(Figure data in JSON)
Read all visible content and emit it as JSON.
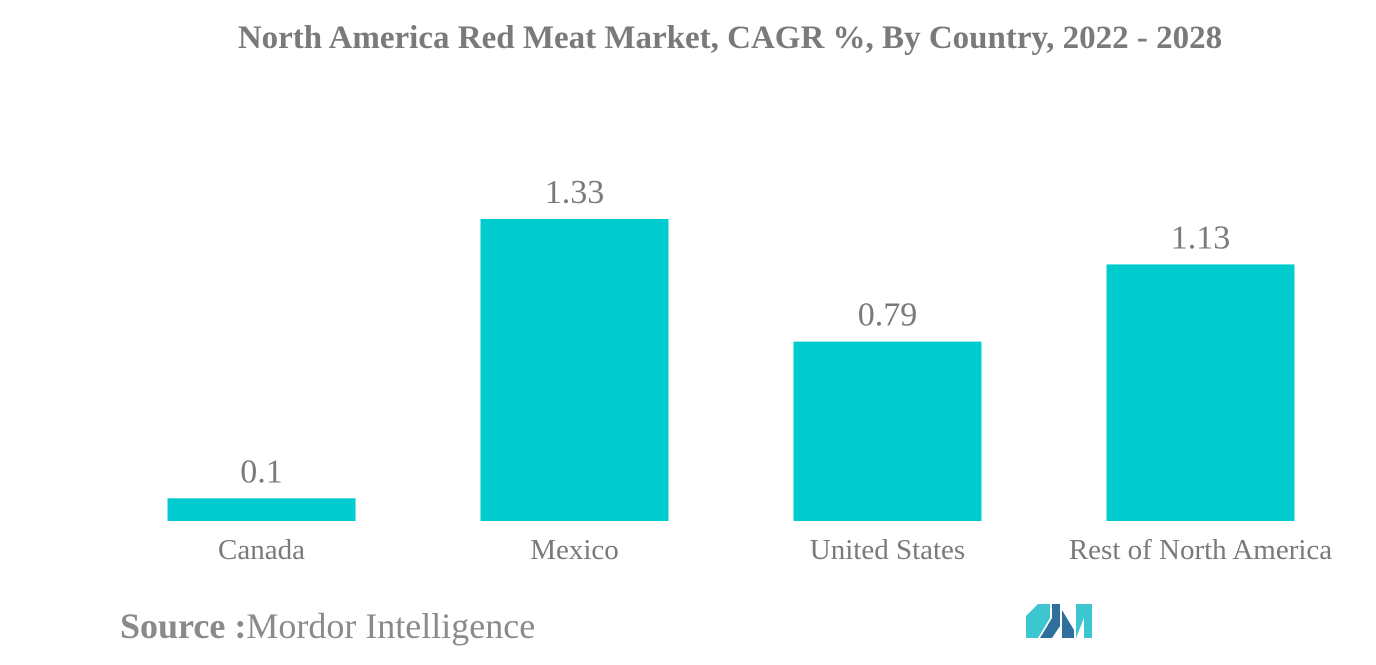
{
  "colors": {
    "bar": "#00cccf",
    "text": "#7a7a7a",
    "logo_dark": "#2e6f9e",
    "logo_light": "#3cc7d0"
  },
  "source": {
    "label": "Source :",
    "value": "Mordor Intelligence"
  },
  "logo": {
    "icon": "mordor-intelligence-logo"
  },
  "chart_data": {
    "type": "bar",
    "title": "North America Red Meat Market, CAGR %, By Country, 2022 - 2028",
    "xlabel": "",
    "ylabel": "",
    "categories": [
      "Canada",
      "Mexico",
      "United States",
      "Rest of North America"
    ],
    "values": [
      0.1,
      1.33,
      0.79,
      1.13
    ],
    "data_labels": [
      "0.1",
      "1.33",
      "0.79",
      "1.13"
    ],
    "ylim": [
      0,
      1.33
    ],
    "grid": false,
    "legend": "none"
  }
}
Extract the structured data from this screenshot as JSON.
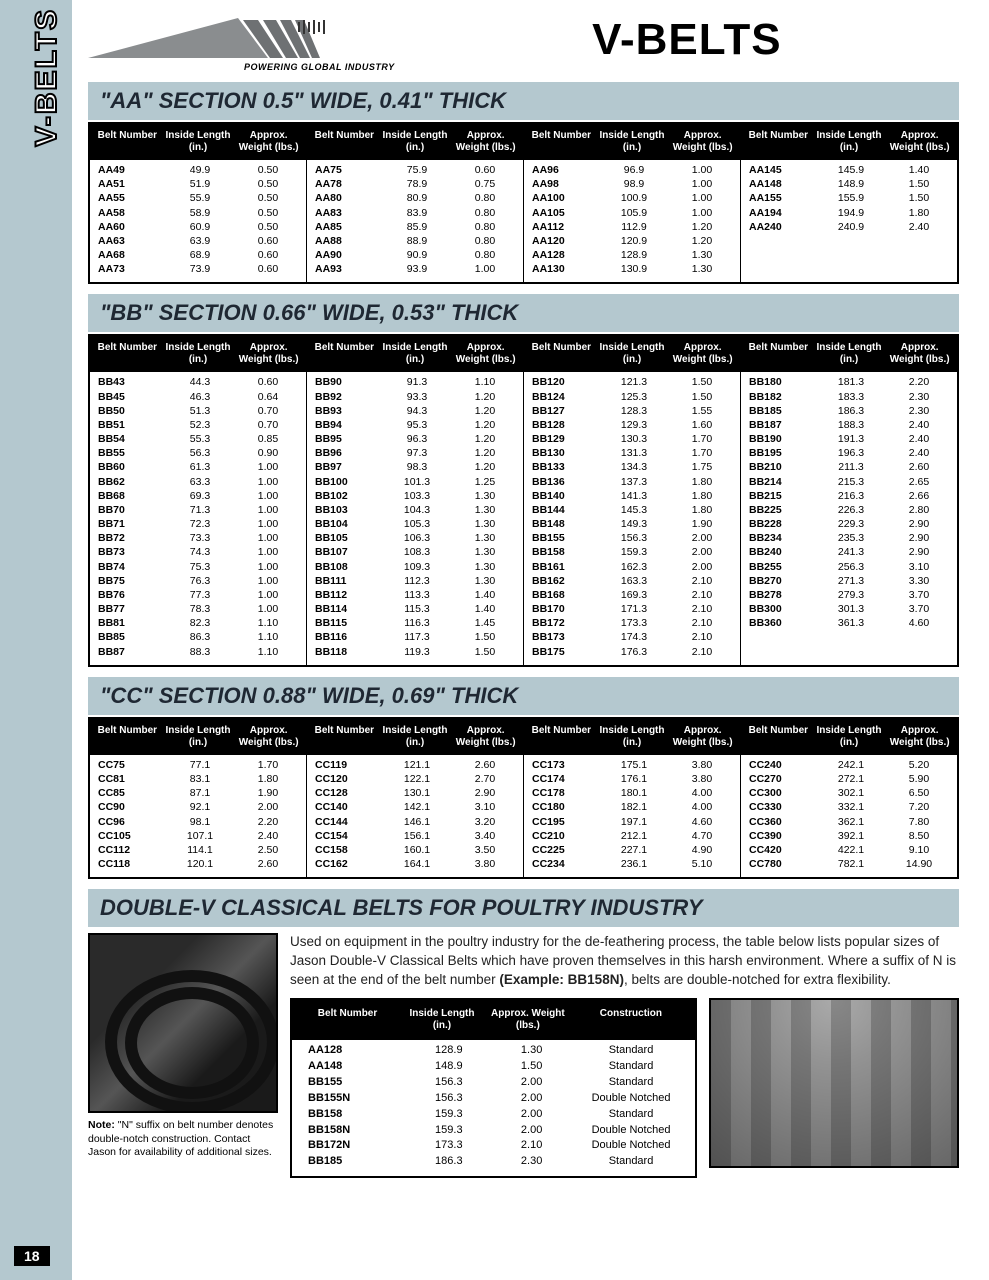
{
  "page": {
    "side_label": "V-BELTS",
    "page_number": "18",
    "tagline": "POWERING GLOBAL INDUSTRY",
    "title": "V-BELTS"
  },
  "table_headers": {
    "h1": "Belt\nNumber",
    "h2": "Inside\nLength\n(in.)",
    "h3": "Approx.\nWeight\n(lbs.)"
  },
  "sections": [
    {
      "title": "\"AA\" SECTION 0.5\" WIDE, 0.41\" THICK",
      "columns": [
        [
          [
            "AA49",
            "49.9",
            "0.50"
          ],
          [
            "AA51",
            "51.9",
            "0.50"
          ],
          [
            "AA55",
            "55.9",
            "0.50"
          ],
          [
            "AA58",
            "58.9",
            "0.50"
          ],
          [
            "AA60",
            "60.9",
            "0.50"
          ],
          [
            "AA63",
            "63.9",
            "0.60"
          ],
          [
            "AA68",
            "68.9",
            "0.60"
          ],
          [
            "AA73",
            "73.9",
            "0.60"
          ]
        ],
        [
          [
            "AA75",
            "75.9",
            "0.60"
          ],
          [
            "AA78",
            "78.9",
            "0.75"
          ],
          [
            "AA80",
            "80.9",
            "0.80"
          ],
          [
            "AA83",
            "83.9",
            "0.80"
          ],
          [
            "AA85",
            "85.9",
            "0.80"
          ],
          [
            "AA88",
            "88.9",
            "0.80"
          ],
          [
            "AA90",
            "90.9",
            "0.80"
          ],
          [
            "AA93",
            "93.9",
            "1.00"
          ]
        ],
        [
          [
            "AA96",
            "96.9",
            "1.00"
          ],
          [
            "AA98",
            "98.9",
            "1.00"
          ],
          [
            "AA100",
            "100.9",
            "1.00"
          ],
          [
            "AA105",
            "105.9",
            "1.00"
          ],
          [
            "AA112",
            "112.9",
            "1.20"
          ],
          [
            "AA120",
            "120.9",
            "1.20"
          ],
          [
            "AA128",
            "128.9",
            "1.30"
          ],
          [
            "AA130",
            "130.9",
            "1.30"
          ]
        ],
        [
          [
            "AA145",
            "145.9",
            "1.40"
          ],
          [
            "AA148",
            "148.9",
            "1.50"
          ],
          [
            "AA155",
            "155.9",
            "1.50"
          ],
          [
            "AA194",
            "194.9",
            "1.80"
          ],
          [
            "AA240",
            "240.9",
            "2.40"
          ]
        ]
      ]
    },
    {
      "title": "\"BB\" SECTION 0.66\" WIDE, 0.53\" THICK",
      "columns": [
        [
          [
            "BB43",
            "44.3",
            "0.60"
          ],
          [
            "BB45",
            "46.3",
            "0.64"
          ],
          [
            "BB50",
            "51.3",
            "0.70"
          ],
          [
            "BB51",
            "52.3",
            "0.70"
          ],
          [
            "BB54",
            "55.3",
            "0.85"
          ],
          [
            "BB55",
            "56.3",
            "0.90"
          ],
          [
            "BB60",
            "61.3",
            "1.00"
          ],
          [
            "BB62",
            "63.3",
            "1.00"
          ],
          [
            "BB68",
            "69.3",
            "1.00"
          ],
          [
            "BB70",
            "71.3",
            "1.00"
          ],
          [
            "BB71",
            "72.3",
            "1.00"
          ],
          [
            "BB72",
            "73.3",
            "1.00"
          ],
          [
            "BB73",
            "74.3",
            "1.00"
          ],
          [
            "BB74",
            "75.3",
            "1.00"
          ],
          [
            "BB75",
            "76.3",
            "1.00"
          ],
          [
            "BB76",
            "77.3",
            "1.00"
          ],
          [
            "BB77",
            "78.3",
            "1.00"
          ],
          [
            "BB81",
            "82.3",
            "1.10"
          ],
          [
            "BB85",
            "86.3",
            "1.10"
          ],
          [
            "BB87",
            "88.3",
            "1.10"
          ]
        ],
        [
          [
            "BB90",
            "91.3",
            "1.10"
          ],
          [
            "BB92",
            "93.3",
            "1.20"
          ],
          [
            "BB93",
            "94.3",
            "1.20"
          ],
          [
            "BB94",
            "95.3",
            "1.20"
          ],
          [
            "BB95",
            "96.3",
            "1.20"
          ],
          [
            "BB96",
            "97.3",
            "1.20"
          ],
          [
            "BB97",
            "98.3",
            "1.20"
          ],
          [
            "BB100",
            "101.3",
            "1.25"
          ],
          [
            "BB102",
            "103.3",
            "1.30"
          ],
          [
            "BB103",
            "104.3",
            "1.30"
          ],
          [
            "BB104",
            "105.3",
            "1.30"
          ],
          [
            "BB105",
            "106.3",
            "1.30"
          ],
          [
            "BB107",
            "108.3",
            "1.30"
          ],
          [
            "BB108",
            "109.3",
            "1.30"
          ],
          [
            "BB111",
            "112.3",
            "1.30"
          ],
          [
            "BB112",
            "113.3",
            "1.40"
          ],
          [
            "BB114",
            "115.3",
            "1.40"
          ],
          [
            "BB115",
            "116.3",
            "1.45"
          ],
          [
            "BB116",
            "117.3",
            "1.50"
          ],
          [
            "BB118",
            "119.3",
            "1.50"
          ]
        ],
        [
          [
            "BB120",
            "121.3",
            "1.50"
          ],
          [
            "BB124",
            "125.3",
            "1.50"
          ],
          [
            "BB127",
            "128.3",
            "1.55"
          ],
          [
            "BB128",
            "129.3",
            "1.60"
          ],
          [
            "BB129",
            "130.3",
            "1.70"
          ],
          [
            "BB130",
            "131.3",
            "1.70"
          ],
          [
            "BB133",
            "134.3",
            "1.75"
          ],
          [
            "BB136",
            "137.3",
            "1.80"
          ],
          [
            "BB140",
            "141.3",
            "1.80"
          ],
          [
            "BB144",
            "145.3",
            "1.80"
          ],
          [
            "BB148",
            "149.3",
            "1.90"
          ],
          [
            "BB155",
            "156.3",
            "2.00"
          ],
          [
            "BB158",
            "159.3",
            "2.00"
          ],
          [
            "BB161",
            "162.3",
            "2.00"
          ],
          [
            "BB162",
            "163.3",
            "2.10"
          ],
          [
            "BB168",
            "169.3",
            "2.10"
          ],
          [
            "BB170",
            "171.3",
            "2.10"
          ],
          [
            "BB172",
            "173.3",
            "2.10"
          ],
          [
            "BB173",
            "174.3",
            "2.10"
          ],
          [
            "BB175",
            "176.3",
            "2.10"
          ]
        ],
        [
          [
            "BB180",
            "181.3",
            "2.20"
          ],
          [
            "BB182",
            "183.3",
            "2.30"
          ],
          [
            "BB185",
            "186.3",
            "2.30"
          ],
          [
            "BB187",
            "188.3",
            "2.40"
          ],
          [
            "BB190",
            "191.3",
            "2.40"
          ],
          [
            "BB195",
            "196.3",
            "2.40"
          ],
          [
            "BB210",
            "211.3",
            "2.60"
          ],
          [
            "BB214",
            "215.3",
            "2.65"
          ],
          [
            "BB215",
            "216.3",
            "2.66"
          ],
          [
            "BB225",
            "226.3",
            "2.80"
          ],
          [
            "BB228",
            "229.3",
            "2.90"
          ],
          [
            "BB234",
            "235.3",
            "2.90"
          ],
          [
            "BB240",
            "241.3",
            "2.90"
          ],
          [
            "BB255",
            "256.3",
            "3.10"
          ],
          [
            "BB270",
            "271.3",
            "3.30"
          ],
          [
            "BB278",
            "279.3",
            "3.70"
          ],
          [
            "BB300",
            "301.3",
            "3.70"
          ],
          [
            "BB360",
            "361.3",
            "4.60"
          ]
        ]
      ]
    },
    {
      "title": "\"CC\" SECTION 0.88\" WIDE, 0.69\" THICK",
      "columns": [
        [
          [
            "CC75",
            "77.1",
            "1.70"
          ],
          [
            "CC81",
            "83.1",
            "1.80"
          ],
          [
            "CC85",
            "87.1",
            "1.90"
          ],
          [
            "CC90",
            "92.1",
            "2.00"
          ],
          [
            "CC96",
            "98.1",
            "2.20"
          ],
          [
            "CC105",
            "107.1",
            "2.40"
          ],
          [
            "CC112",
            "114.1",
            "2.50"
          ],
          [
            "CC118",
            "120.1",
            "2.60"
          ]
        ],
        [
          [
            "CC119",
            "121.1",
            "2.60"
          ],
          [
            "CC120",
            "122.1",
            "2.70"
          ],
          [
            "CC128",
            "130.1",
            "2.90"
          ],
          [
            "CC140",
            "142.1",
            "3.10"
          ],
          [
            "CC144",
            "146.1",
            "3.20"
          ],
          [
            "CC154",
            "156.1",
            "3.40"
          ],
          [
            "CC158",
            "160.1",
            "3.50"
          ],
          [
            "CC162",
            "164.1",
            "3.80"
          ]
        ],
        [
          [
            "CC173",
            "175.1",
            "3.80"
          ],
          [
            "CC174",
            "176.1",
            "3.80"
          ],
          [
            "CC178",
            "180.1",
            "4.00"
          ],
          [
            "CC180",
            "182.1",
            "4.00"
          ],
          [
            "CC195",
            "197.1",
            "4.60"
          ],
          [
            "CC210",
            "212.1",
            "4.70"
          ],
          [
            "CC225",
            "227.1",
            "4.90"
          ],
          [
            "CC234",
            "236.1",
            "5.10"
          ]
        ],
        [
          [
            "CC240",
            "242.1",
            "5.20"
          ],
          [
            "CC270",
            "272.1",
            "5.90"
          ],
          [
            "CC300",
            "302.1",
            "6.50"
          ],
          [
            "CC330",
            "332.1",
            "7.20"
          ],
          [
            "CC360",
            "362.1",
            "7.80"
          ],
          [
            "CC390",
            "392.1",
            "8.50"
          ],
          [
            "CC420",
            "422.1",
            "9.10"
          ],
          [
            "CC780",
            "782.1",
            "14.90"
          ]
        ]
      ]
    }
  ],
  "poultry": {
    "title": "DOUBLE-V CLASSICAL BELTS FOR POULTRY INDUSTRY",
    "note_label": "Note:",
    "note_text": " \"N\" suffix on belt number denotes double-notch construction. Contact Jason for availability of additional sizes.",
    "desc_pre": "Used on equipment in the poultry industry for the de-feathering process, the table below lists popular sizes of Jason Double-V Classical Belts which have proven themselves in this harsh environment. Where a suffix of N is seen at the end of the belt number ",
    "desc_bold": "(Example: BB158N)",
    "desc_post": ", belts are double-notched for extra flexibility.",
    "headers": [
      "Belt\nNumber",
      "Inside\nLength\n(in.)",
      "Approx.\nWeight\n(lbs.)",
      "Construction"
    ],
    "rows": [
      [
        "AA128",
        "128.9",
        "1.30",
        "Standard"
      ],
      [
        "AA148",
        "148.9",
        "1.50",
        "Standard"
      ],
      [
        "BB155",
        "156.3",
        "2.00",
        "Standard"
      ],
      [
        "BB155N",
        "156.3",
        "2.00",
        "Double Notched"
      ],
      [
        "BB158",
        "159.3",
        "2.00",
        "Standard"
      ],
      [
        "BB158N",
        "159.3",
        "2.00",
        "Double Notched"
      ],
      [
        "BB172N",
        "173.3",
        "2.10",
        "Double Notched"
      ],
      [
        "BB185",
        "186.3",
        "2.30",
        "Standard"
      ]
    ]
  }
}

§ What needs to be done
Reply with only the number of lines in the entries that contain the word "America".

§ Right answer
2